» **Given request**
Copy each line of the data below exactly, leaving out pictures.

» **Entries supplied**

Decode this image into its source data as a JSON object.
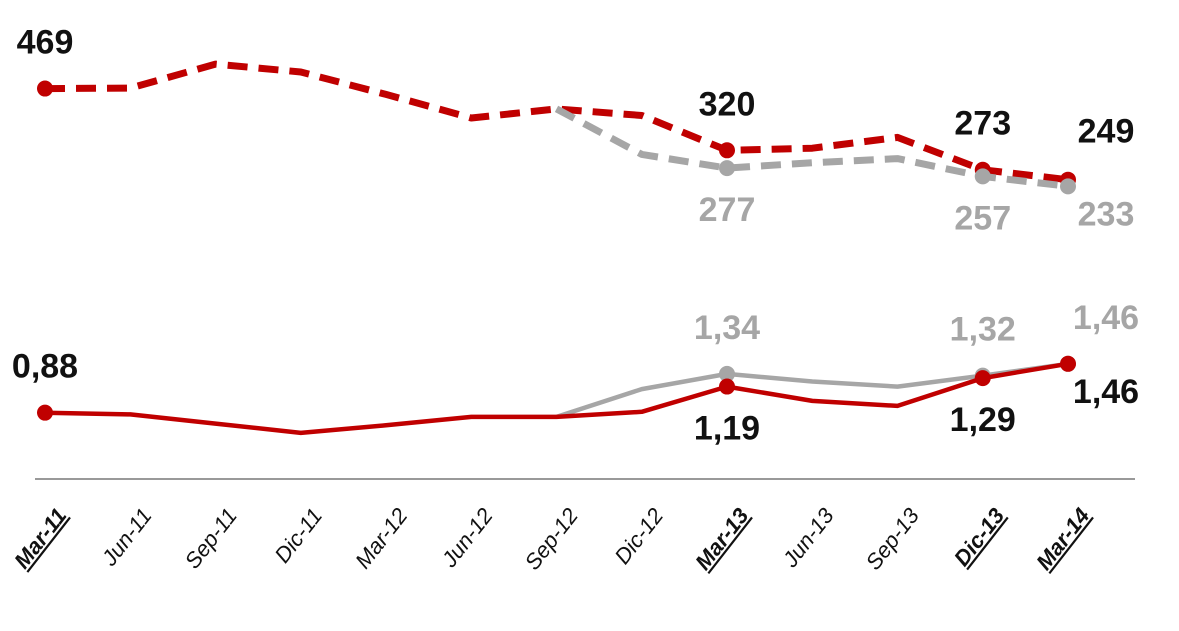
{
  "chart_data": {
    "type": "line",
    "categories": [
      "Mar-11",
      "Jun-11",
      "Sep-11",
      "Dic-11",
      "Mar-12",
      "Jun-12",
      "Sep-12",
      "Dic-12",
      "Mar-13",
      "Jun-13",
      "Sep-13",
      "Dic-13",
      "Mar-14"
    ],
    "emphasized_categories": [
      0,
      8,
      11,
      12
    ],
    "ylim": [
      200,
      550
    ],
    "y2lim": [
      0.2,
      1.6
    ],
    "series": [
      {
        "color": "#c00000",
        "dashed": true,
        "values": [
          469,
          470,
          528,
          509,
          455,
          398,
          420,
          404,
          320,
          325,
          351,
          273,
          249
        ],
        "value_labels": [
          "469",
          null,
          null,
          null,
          null,
          null,
          null,
          null,
          "320",
          null,
          null,
          "273",
          "249"
        ]
      },
      {
        "color": "#a6a6a6",
        "dashed": true,
        "values": [
          null,
          null,
          null,
          null,
          null,
          null,
          420,
          310,
          277,
          290,
          300,
          257,
          233
        ],
        "value_labels": [
          null,
          null,
          null,
          null,
          null,
          null,
          null,
          null,
          "277",
          null,
          null,
          "257",
          "233"
        ]
      },
      {
        "color": "#a6a6a6",
        "dashed": false,
        "axis": "y2",
        "values": [
          null,
          null,
          null,
          null,
          null,
          null,
          0.83,
          1.16,
          1.34,
          1.25,
          1.19,
          1.32,
          1.46
        ],
        "value_labels": [
          null,
          null,
          null,
          null,
          null,
          null,
          null,
          null,
          "1,34",
          null,
          null,
          "1,32",
          "1,46"
        ]
      },
      {
        "color": "#c00000",
        "dashed": false,
        "axis": "y2",
        "values": [
          0.88,
          0.86,
          0.75,
          0.64,
          0.73,
          0.83,
          0.83,
          0.89,
          1.19,
          1.02,
          0.96,
          1.29,
          1.46
        ],
        "value_labels": [
          "0,88",
          null,
          null,
          null,
          null,
          null,
          null,
          null,
          "1,19",
          null,
          null,
          "1,29",
          "1,46"
        ]
      }
    ]
  }
}
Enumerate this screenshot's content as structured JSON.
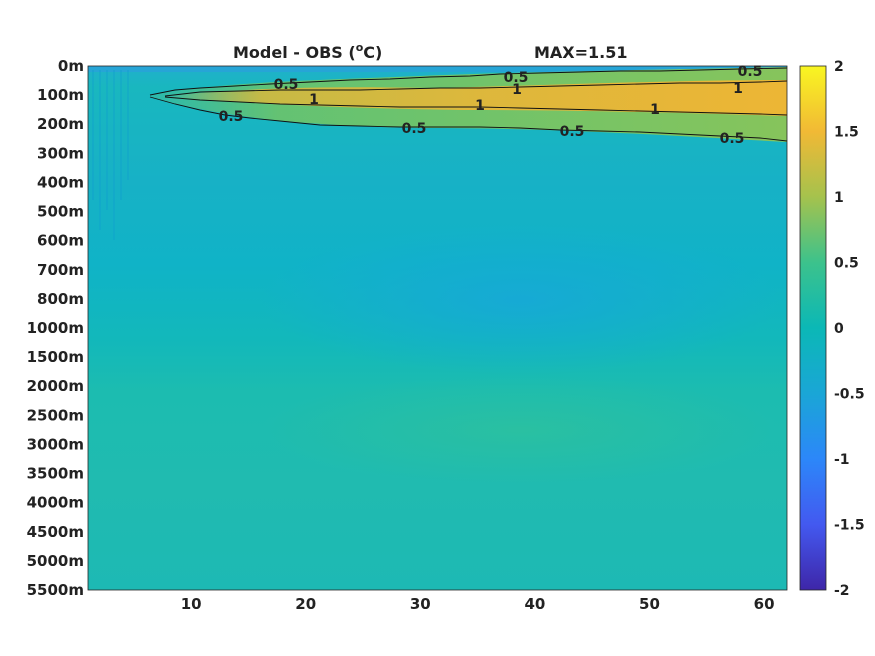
{
  "chart_data": {
    "type": "heatmap",
    "title": "Model - OBS (",
    "title_sup": "o",
    "title_unit": "C)",
    "max_label": "MAX=1.51",
    "x_ticks": [
      10,
      20,
      30,
      40,
      50,
      60
    ],
    "xlim": [
      1,
      62
    ],
    "y_ticks": [
      "0m",
      "100m",
      "200m",
      "300m",
      "400m",
      "500m",
      "600m",
      "700m",
      "800m",
      "1000m",
      "1500m",
      "2000m",
      "2500m",
      "3000m",
      "3500m",
      "4000m",
      "4500m",
      "5000m",
      "5500m"
    ],
    "colorbar": {
      "ticks": [
        "2",
        "1.5",
        "1",
        "0.5",
        "0",
        "-0.5",
        "-1",
        "-1.5",
        "-2"
      ],
      "range": [
        -2,
        2
      ],
      "colormap": "parula"
    },
    "contours": [
      {
        "level": "0.5",
        "labels": [
          {
            "x": 18,
            "depth": "100m"
          },
          {
            "x": 13,
            "depth": "200m"
          },
          {
            "x": 28,
            "depth": "200m"
          },
          {
            "x": 38,
            "depth": "0m"
          },
          {
            "x": 43,
            "depth": "200m"
          },
          {
            "x": 59,
            "depth": "0m"
          },
          {
            "x": 58,
            "depth": "200m"
          }
        ]
      },
      {
        "level": "1",
        "labels": [
          {
            "x": 21,
            "depth": "100m"
          },
          {
            "x": 35,
            "depth": "100m"
          },
          {
            "x": 39,
            "depth": "100m"
          },
          {
            "x": 50,
            "depth": "100m"
          },
          {
            "x": 58,
            "depth": "100m"
          }
        ]
      }
    ],
    "max": 1.51
  }
}
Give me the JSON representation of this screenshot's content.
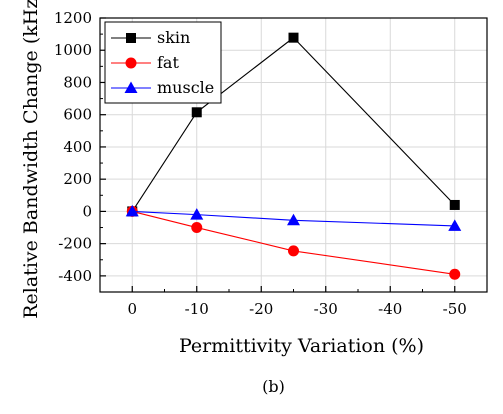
{
  "chart_data": {
    "type": "line",
    "caption": "(b)",
    "xlabel": "Permittivity Variation (%)",
    "ylabel": "Relative Bandwidth Change (kHz)",
    "x": [
      0,
      -10,
      -25,
      -50
    ],
    "x_ticks": [
      0,
      -10,
      -20,
      -30,
      -40,
      -50
    ],
    "xlim": [
      5,
      -55
    ],
    "y_ticks": [
      -400,
      -200,
      0,
      200,
      400,
      600,
      800,
      1000,
      1200
    ],
    "ylim": [
      -500,
      1200
    ],
    "grid": true,
    "legend_position": "top-left",
    "series": [
      {
        "name": "skin",
        "color": "#000000",
        "marker": "square",
        "values": [
          0,
          615,
          1078,
          40
        ]
      },
      {
        "name": "fat",
        "color": "#ff0000",
        "marker": "circle",
        "values": [
          0,
          -100,
          -245,
          -390
        ]
      },
      {
        "name": "muscle",
        "color": "#0000ff",
        "marker": "triangle",
        "values": [
          0,
          -20,
          -55,
          -90
        ]
      }
    ]
  }
}
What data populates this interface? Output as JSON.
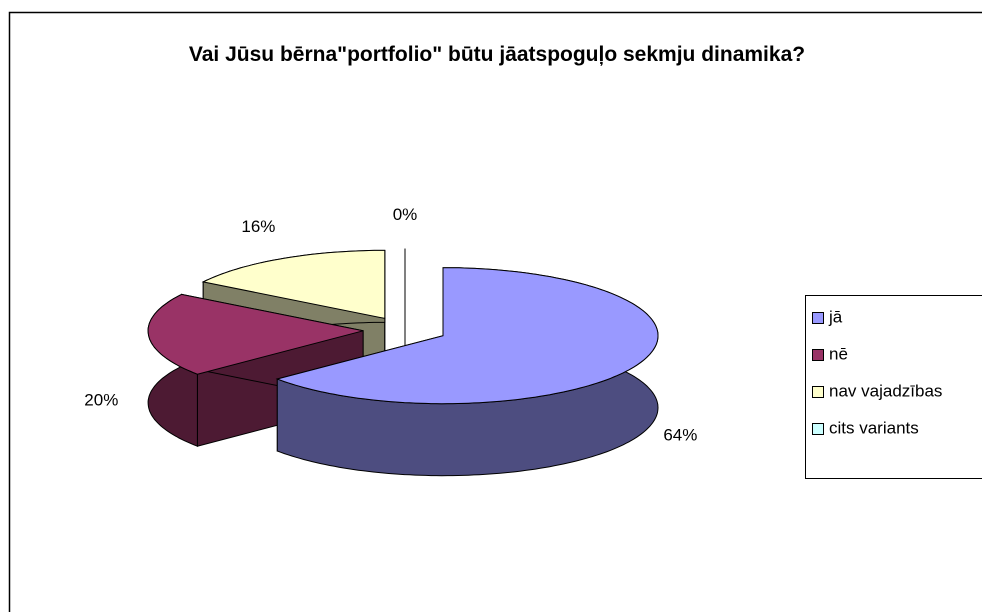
{
  "chart_data": {
    "type": "pie",
    "title": "Vai Jūsu bērna\"portfolio\" būtu jāatspoguļo sekmju dinamika?",
    "categories": [
      "jā",
      "nē",
      "nav vajadzības",
      "cits variants"
    ],
    "values": [
      64,
      20,
      16,
      0
    ],
    "value_labels": [
      "64%",
      "20%",
      "16%",
      "0%"
    ],
    "colors": [
      "#9999ff",
      "#993366",
      "#ffffcc",
      "#ccffff"
    ],
    "legend": "right",
    "three_d": true,
    "exploded": true
  }
}
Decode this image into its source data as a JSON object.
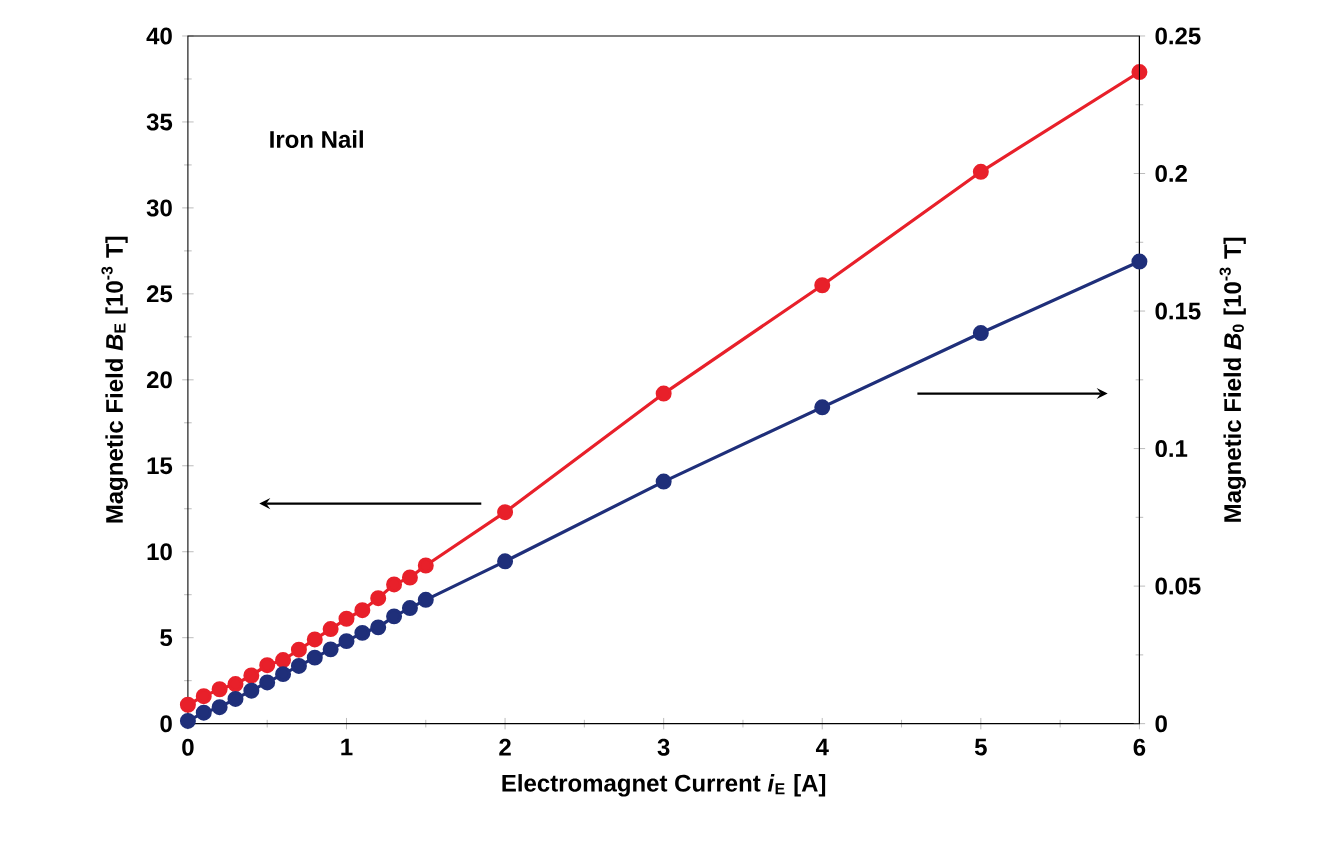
{
  "chart_data": {
    "type": "line",
    "xlabel": "Electromagnet Current *i*$_{E}$ [A]",
    "ylabel": "Magnetic Field *B*$_{E}$ [10$^{-3}$ T]",
    "y2label": "Magnetic Field *B*$_{0}$ [10$^{-3}$ T]",
    "annotations": [
      "Iron Nail"
    ],
    "xlim": [
      0,
      6
    ],
    "xticks": [
      0,
      1,
      2,
      3,
      4,
      5,
      6
    ],
    "ylim": [
      0,
      40
    ],
    "yticks": [
      0,
      5,
      10,
      15,
      20,
      25,
      30,
      35,
      40
    ],
    "y2lim": [
      0,
      0.25
    ],
    "y2ticks": [
      0,
      0.05,
      0.1,
      0.15,
      0.2,
      0.25
    ],
    "marker": "circle",
    "line_style": "solid",
    "grid": false,
    "series": [
      {
        "color": "#e8202a",
        "x": [
          0,
          0.1,
          0.2,
          0.3,
          0.4,
          0.5,
          0.6,
          0.7,
          0.8,
          0.9,
          1.0,
          1.1,
          1.2,
          1.3,
          1.4,
          1.5,
          2,
          3,
          4,
          5,
          6
        ],
        "values": [
          1.1,
          1.6,
          2.0,
          2.3,
          2.8,
          3.4,
          3.7,
          4.3,
          4.9,
          5.5,
          6.1,
          6.6,
          7.3,
          8.1,
          8.5,
          9.2,
          12.3,
          19.2,
          25.5,
          32.1,
          37.9
        ]
      },
      {
        "color": "#1f2f7a",
        "axis": "y2",
        "x": [
          0,
          0.1,
          0.2,
          0.3,
          0.4,
          0.5,
          0.6,
          0.7,
          0.8,
          0.9,
          1.0,
          1.1,
          1.2,
          1.3,
          1.4,
          1.5,
          2,
          3,
          4,
          5,
          6
        ],
        "values": [
          0.001,
          0.004,
          0.006,
          0.009,
          0.012,
          0.015,
          0.018,
          0.021,
          0.024,
          0.027,
          0.03,
          0.033,
          0.035,
          0.039,
          0.042,
          0.045,
          0.059,
          0.088,
          0.115,
          0.142,
          0.168
        ]
      }
    ]
  }
}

» **The response**
Decode this image into its source data as a JSON object.
{
  "chart_data": {
    "type": "line",
    "categories": [
      "Mar-11",
      "Jun-11",
      "Sep-11",
      "Dic-11",
      "Mar-12",
      "Jun-12",
      "Sep-12",
      "Dic-12",
      "Mar-13",
      "Jun-13",
      "Sep-13",
      "Dic-13",
      "Mar-14"
    ],
    "emphasized_categories": [
      0,
      8,
      11,
      12
    ],
    "ylim": [
      200,
      550
    ],
    "y2lim": [
      0.2,
      1.6
    ],
    "series": [
      {
        "color": "#c00000",
        "dashed": true,
        "values": [
          469,
          470,
          528,
          509,
          455,
          398,
          420,
          404,
          320,
          325,
          351,
          273,
          249
        ],
        "value_labels": [
          "469",
          null,
          null,
          null,
          null,
          null,
          null,
          null,
          "320",
          null,
          null,
          "273",
          "249"
        ]
      },
      {
        "color": "#a6a6a6",
        "dashed": true,
        "values": [
          null,
          null,
          null,
          null,
          null,
          null,
          420,
          310,
          277,
          290,
          300,
          257,
          233
        ],
        "value_labels": [
          null,
          null,
          null,
          null,
          null,
          null,
          null,
          null,
          "277",
          null,
          null,
          "257",
          "233"
        ]
      },
      {
        "color": "#a6a6a6",
        "dashed": false,
        "axis": "y2",
        "values": [
          null,
          null,
          null,
          null,
          null,
          null,
          0.83,
          1.16,
          1.34,
          1.25,
          1.19,
          1.32,
          1.46
        ],
        "value_labels": [
          null,
          null,
          null,
          null,
          null,
          null,
          null,
          null,
          "1,34",
          null,
          null,
          "1,32",
          "1,46"
        ]
      },
      {
        "color": "#c00000",
        "dashed": false,
        "axis": "y2",
        "values": [
          0.88,
          0.86,
          0.75,
          0.64,
          0.73,
          0.83,
          0.83,
          0.89,
          1.19,
          1.02,
          0.96,
          1.29,
          1.46
        ],
        "value_labels": [
          "0,88",
          null,
          null,
          null,
          null,
          null,
          null,
          null,
          "1,19",
          null,
          null,
          "1,29",
          "1,46"
        ]
      }
    ]
  }
}
Enumerate this screenshot's content as structured JSON.
{
  "chart_data": {
    "type": "heatmap",
    "title": "Model - OBS (",
    "title_sup": "o",
    "title_unit": "C)",
    "max_label": "MAX=1.51",
    "x_ticks": [
      10,
      20,
      30,
      40,
      50,
      60
    ],
    "xlim": [
      1,
      62
    ],
    "y_ticks": [
      "0m",
      "100m",
      "200m",
      "300m",
      "400m",
      "500m",
      "600m",
      "700m",
      "800m",
      "1000m",
      "1500m",
      "2000m",
      "2500m",
      "3000m",
      "3500m",
      "4000m",
      "4500m",
      "5000m",
      "5500m"
    ],
    "colorbar": {
      "ticks": [
        "2",
        "1.5",
        "1",
        "0.5",
        "0",
        "-0.5",
        "-1",
        "-1.5",
        "-2"
      ],
      "range": [
        -2,
        2
      ],
      "colormap": "parula"
    },
    "contours": [
      {
        "level": "0.5",
        "labels": [
          {
            "x": 18,
            "depth": "100m"
          },
          {
            "x": 13,
            "depth": "200m"
          },
          {
            "x": 28,
            "depth": "200m"
          },
          {
            "x": 38,
            "depth": "0m"
          },
          {
            "x": 43,
            "depth": "200m"
          },
          {
            "x": 59,
            "depth": "0m"
          },
          {
            "x": 58,
            "depth": "200m"
          }
        ]
      },
      {
        "level": "1",
        "labels": [
          {
            "x": 21,
            "depth": "100m"
          },
          {
            "x": 35,
            "depth": "100m"
          },
          {
            "x": 39,
            "depth": "100m"
          },
          {
            "x": 50,
            "depth": "100m"
          },
          {
            "x": 58,
            "depth": "100m"
          }
        ]
      }
    ],
    "max": 1.51
  }
}
Give me the JSON representation of this screenshot's content.
{
  "chart_data": {
    "type": "line",
    "caption": "(b)",
    "xlabel": "Permittivity Variation (%)",
    "ylabel": "Relative Bandwidth Change (kHz)",
    "x": [
      0,
      -10,
      -25,
      -50
    ],
    "x_ticks": [
      0,
      -10,
      -20,
      -30,
      -40,
      -50
    ],
    "xlim": [
      5,
      -55
    ],
    "y_ticks": [
      -400,
      -200,
      0,
      200,
      400,
      600,
      800,
      1000,
      1200
    ],
    "ylim": [
      -500,
      1200
    ],
    "grid": true,
    "legend_position": "top-left",
    "series": [
      {
        "name": "skin",
        "color": "#000000",
        "marker": "square",
        "values": [
          0,
          615,
          1078,
          40
        ]
      },
      {
        "name": "fat",
        "color": "#ff0000",
        "marker": "circle",
        "values": [
          0,
          -100,
          -245,
          -390
        ]
      },
      {
        "name": "muscle",
        "color": "#0000ff",
        "marker": "triangle",
        "values": [
          0,
          -20,
          -55,
          -90
        ]
      }
    ]
  }
}
What data populates this interface? Output as JSON.
{
  "chart_data": {
    "type": "pie",
    "title": "Vai Jūsu bērna\"portfolio\" būtu jāatspoguļo sekmju dinamika?",
    "categories": [
      "jā",
      "nē",
      "nav vajadzības",
      "cits variants"
    ],
    "values": [
      64,
      20,
      16,
      0
    ],
    "value_labels": [
      "64%",
      "20%",
      "16%",
      "0%"
    ],
    "colors": [
      "#9999ff",
      "#993366",
      "#ffffcc",
      "#ccffff"
    ],
    "legend": "right",
    "three_d": true,
    "exploded": true
  }
}
Decode this image into its source data as a JSON object.
{
  "chart_data": {
    "type": "line",
    "xlabel": "Electromagnet Current *i*$_{E}$ [A]",
    "ylabel": "Magnetic Field *B*$_{E}$ [10$^{-3}$ T]",
    "y2label": "Magnetic Field *B*$_{0}$ [10$^{-3}$ T]",
    "annotations": [
      "Iron Nail"
    ],
    "xlim": [
      0,
      6
    ],
    "xticks": [
      0,
      1,
      2,
      3,
      4,
      5,
      6
    ],
    "ylim": [
      0,
      40
    ],
    "yticks": [
      0,
      5,
      10,
      15,
      20,
      25,
      30,
      35,
      40
    ],
    "y2lim": [
      0,
      0.25
    ],
    "y2ticks": [
      0,
      0.05,
      0.1,
      0.15,
      0.2,
      0.25
    ],
    "marker": "circle",
    "line_style": "solid",
    "grid": false,
    "series": [
      {
        "color": "#e8202a",
        "x": [
          0,
          0.1,
          0.2,
          0.3,
          0.4,
          0.5,
          0.6,
          0.7,
          0.8,
          0.9,
          1.0,
          1.1,
          1.2,
          1.3,
          1.4,
          1.5,
          2,
          3,
          4,
          5,
          6
        ],
        "values": [
          1.1,
          1.6,
          2.0,
          2.3,
          2.8,
          3.4,
          3.7,
          4.3,
          4.9,
          5.5,
          6.1,
          6.6,
          7.3,
          8.1,
          8.5,
          9.2,
          12.3,
          19.2,
          25.5,
          32.1,
          37.9
        ]
      },
      {
        "color": "#1f2f7a",
        "axis": "y2",
        "x": [
          0,
          0.1,
          0.2,
          0.3,
          0.4,
          0.5,
          0.6,
          0.7,
          0.8,
          0.9,
          1.0,
          1.1,
          1.2,
          1.3,
          1.4,
          1.5,
          2,
          3,
          4,
          5,
          6
        ],
        "values": [
          0.001,
          0.004,
          0.006,
          0.009,
          0.012,
          0.015,
          0.018,
          0.021,
          0.024,
          0.027,
          0.03,
          0.033,
          0.035,
          0.039,
          0.042,
          0.045,
          0.059,
          0.088,
          0.115,
          0.142,
          0.168
        ]
      }
    ]
  }
}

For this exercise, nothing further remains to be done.